Zitierter Textauszug:

Strumpfhosen ohne Laufmaschen aus London

Brexistenzängste: Für diese zwei Deutschen geht es jetzt um alles!

18. Januar 2019 - 19:07 Uhr

Das Start-Up von Anna und Alexandra ist in Gefahr

Es klingt wie ein Märchen! Die Freundinnen Anna Rauch (33) und Alexandra Tymann (33) schmeißen ihre hoch bezahlten Jobs in der Finanzbranche hin, gründen eine Modefirma in London. Die Produkte schlagen ein wie Bombe, von herkömmlichen Start-Up-Problemen keine Spur. Doch nun droht Großbritannien der harte Brexit, für die jungen Frauen geht es plötzlich um alles. Vor welchen Herausforderungen die beiden nun stehen, erklären sie im Video.

Datensatz:
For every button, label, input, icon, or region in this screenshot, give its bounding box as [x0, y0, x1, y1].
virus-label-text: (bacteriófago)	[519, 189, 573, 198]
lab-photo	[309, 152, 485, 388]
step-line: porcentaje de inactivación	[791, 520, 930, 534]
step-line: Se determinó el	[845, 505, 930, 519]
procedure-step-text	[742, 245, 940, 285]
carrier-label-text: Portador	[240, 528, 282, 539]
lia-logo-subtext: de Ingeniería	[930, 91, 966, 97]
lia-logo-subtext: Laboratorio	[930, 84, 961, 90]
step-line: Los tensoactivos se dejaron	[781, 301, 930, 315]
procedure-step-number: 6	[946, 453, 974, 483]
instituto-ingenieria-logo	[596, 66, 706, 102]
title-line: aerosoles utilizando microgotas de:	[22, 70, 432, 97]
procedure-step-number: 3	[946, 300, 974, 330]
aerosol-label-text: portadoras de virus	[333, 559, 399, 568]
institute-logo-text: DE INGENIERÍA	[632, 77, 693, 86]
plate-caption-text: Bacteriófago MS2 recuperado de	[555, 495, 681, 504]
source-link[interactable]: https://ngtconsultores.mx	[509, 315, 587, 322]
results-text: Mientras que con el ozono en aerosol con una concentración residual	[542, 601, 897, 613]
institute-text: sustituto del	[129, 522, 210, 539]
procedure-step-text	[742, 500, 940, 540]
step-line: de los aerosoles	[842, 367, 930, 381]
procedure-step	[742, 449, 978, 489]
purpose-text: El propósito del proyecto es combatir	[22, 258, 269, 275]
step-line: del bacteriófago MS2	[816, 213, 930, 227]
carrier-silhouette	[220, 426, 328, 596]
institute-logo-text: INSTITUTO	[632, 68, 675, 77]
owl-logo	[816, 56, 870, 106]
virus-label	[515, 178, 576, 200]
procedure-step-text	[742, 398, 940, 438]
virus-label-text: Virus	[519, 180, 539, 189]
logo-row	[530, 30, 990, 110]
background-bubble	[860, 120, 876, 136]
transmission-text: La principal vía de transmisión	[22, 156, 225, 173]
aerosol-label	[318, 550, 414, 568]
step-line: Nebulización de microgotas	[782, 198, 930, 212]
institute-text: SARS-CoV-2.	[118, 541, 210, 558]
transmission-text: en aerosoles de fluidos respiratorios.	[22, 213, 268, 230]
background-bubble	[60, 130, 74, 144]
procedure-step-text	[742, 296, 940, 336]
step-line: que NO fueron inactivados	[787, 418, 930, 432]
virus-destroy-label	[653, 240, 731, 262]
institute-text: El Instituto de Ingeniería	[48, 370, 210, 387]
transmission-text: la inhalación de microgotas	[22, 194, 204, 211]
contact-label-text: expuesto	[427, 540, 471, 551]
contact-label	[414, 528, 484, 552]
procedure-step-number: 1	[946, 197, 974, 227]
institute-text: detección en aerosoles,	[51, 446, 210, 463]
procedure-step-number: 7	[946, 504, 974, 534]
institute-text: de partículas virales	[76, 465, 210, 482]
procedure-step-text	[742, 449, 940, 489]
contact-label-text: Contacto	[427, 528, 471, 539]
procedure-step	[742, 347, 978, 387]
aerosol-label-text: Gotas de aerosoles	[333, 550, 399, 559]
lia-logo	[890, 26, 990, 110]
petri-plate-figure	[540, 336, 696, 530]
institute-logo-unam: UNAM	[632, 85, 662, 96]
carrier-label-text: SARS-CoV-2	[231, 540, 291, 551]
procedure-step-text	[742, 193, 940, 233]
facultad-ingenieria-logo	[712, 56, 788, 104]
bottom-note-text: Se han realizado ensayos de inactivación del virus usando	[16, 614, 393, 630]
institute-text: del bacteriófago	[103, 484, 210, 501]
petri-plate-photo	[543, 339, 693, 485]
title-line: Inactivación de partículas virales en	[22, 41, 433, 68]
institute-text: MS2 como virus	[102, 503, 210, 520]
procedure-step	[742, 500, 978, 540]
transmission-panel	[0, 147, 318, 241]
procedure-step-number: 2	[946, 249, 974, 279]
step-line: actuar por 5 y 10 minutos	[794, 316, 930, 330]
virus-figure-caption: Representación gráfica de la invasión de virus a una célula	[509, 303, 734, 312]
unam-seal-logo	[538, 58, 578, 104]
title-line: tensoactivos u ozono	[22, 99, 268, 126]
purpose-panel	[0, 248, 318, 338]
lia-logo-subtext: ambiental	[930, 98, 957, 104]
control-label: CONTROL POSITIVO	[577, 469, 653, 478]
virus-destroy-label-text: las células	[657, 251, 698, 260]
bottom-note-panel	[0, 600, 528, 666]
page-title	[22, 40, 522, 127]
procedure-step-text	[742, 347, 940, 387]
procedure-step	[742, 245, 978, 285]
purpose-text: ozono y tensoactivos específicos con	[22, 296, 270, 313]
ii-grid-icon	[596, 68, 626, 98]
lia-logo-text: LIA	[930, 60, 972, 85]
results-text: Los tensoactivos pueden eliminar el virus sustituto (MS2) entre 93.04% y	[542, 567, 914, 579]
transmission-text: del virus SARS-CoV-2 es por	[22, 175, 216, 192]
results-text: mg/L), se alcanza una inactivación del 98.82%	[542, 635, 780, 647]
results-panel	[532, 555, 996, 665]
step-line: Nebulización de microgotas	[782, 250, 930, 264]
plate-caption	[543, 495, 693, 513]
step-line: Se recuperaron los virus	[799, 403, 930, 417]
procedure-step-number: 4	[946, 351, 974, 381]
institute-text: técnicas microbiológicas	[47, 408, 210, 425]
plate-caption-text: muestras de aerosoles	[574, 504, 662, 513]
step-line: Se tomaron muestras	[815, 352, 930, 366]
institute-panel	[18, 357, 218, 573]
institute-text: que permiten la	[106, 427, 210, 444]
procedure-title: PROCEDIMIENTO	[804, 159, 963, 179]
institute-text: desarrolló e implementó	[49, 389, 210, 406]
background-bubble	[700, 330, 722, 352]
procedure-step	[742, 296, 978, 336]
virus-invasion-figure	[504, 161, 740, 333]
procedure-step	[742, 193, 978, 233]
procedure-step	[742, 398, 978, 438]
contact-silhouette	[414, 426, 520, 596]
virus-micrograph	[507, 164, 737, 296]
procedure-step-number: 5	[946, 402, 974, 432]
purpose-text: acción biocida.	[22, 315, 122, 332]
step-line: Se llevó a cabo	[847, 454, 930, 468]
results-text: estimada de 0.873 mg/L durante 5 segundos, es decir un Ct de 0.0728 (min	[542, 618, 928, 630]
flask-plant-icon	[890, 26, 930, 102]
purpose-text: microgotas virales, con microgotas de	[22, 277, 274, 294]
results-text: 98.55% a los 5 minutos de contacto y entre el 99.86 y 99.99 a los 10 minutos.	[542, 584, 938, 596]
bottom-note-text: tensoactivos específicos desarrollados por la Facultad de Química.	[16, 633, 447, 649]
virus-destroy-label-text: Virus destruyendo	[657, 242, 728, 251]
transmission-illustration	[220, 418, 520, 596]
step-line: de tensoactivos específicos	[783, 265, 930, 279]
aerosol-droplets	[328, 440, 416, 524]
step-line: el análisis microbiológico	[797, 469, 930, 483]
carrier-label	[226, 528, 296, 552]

Ziel der Übung: Schreiben Sie den Bericht über das Londoner Modeunternehmen der beiden Freundinnen im Anschluss an seinen letzten Satz weiter. Die Zeilen spielen hierfür keine Rolle.

Ergebnis der Aufgabe:
Das Geschäft mit der Laufmasche

Zur Fashion Week in Berlin sind die beiden Wahlengländerinnen extra aus London angereist - im Gepäck rund ein Dutzend Strumpfhosen. Vor zwei Jahren haben sie ihr Unternehmen "Hedoine" gegründet. Seit September 2018 verschicken sie ihre Strumpfhosen von London aus in die ganze Welt. Zum Interview mit RTL.de erscheinen zwei modebewusste, zierliche Businessfrauen.

Schnell wird klar, die beiden kennen ihre Zahlen, Ziele und Strategien. Das tolle an ihren "Tights" (englisch für: Strumpfhose) sei, dass sie keine Laufmaschen ziehen können und sie keine unbequemen Nähte haben. Ein für Frauen lebensnotwendiges Produkt, zumindest erschien ihnen das so, als sie beschlossen, all ihre Ersparnisse in die Produktion zu investieren. Damals sah die Welt im Vereinigten Königreich auch noch etwas anders aus.

Britische Behörden völlig planlos

Warum entscheidet man sich dafür ein Unternehmen in London zu gründen, wenn der Brexit bereits beschlossene Sache ist? Auf diese Frage haben die Freundinnen gleich mehrere Antworten parat. London sei in Sachen Mode Städten wie Berlin immer noch um Längen voraus. Außerdem ist das Gründen von Firmen dort wesentlich leichter und an der Tagesordnung.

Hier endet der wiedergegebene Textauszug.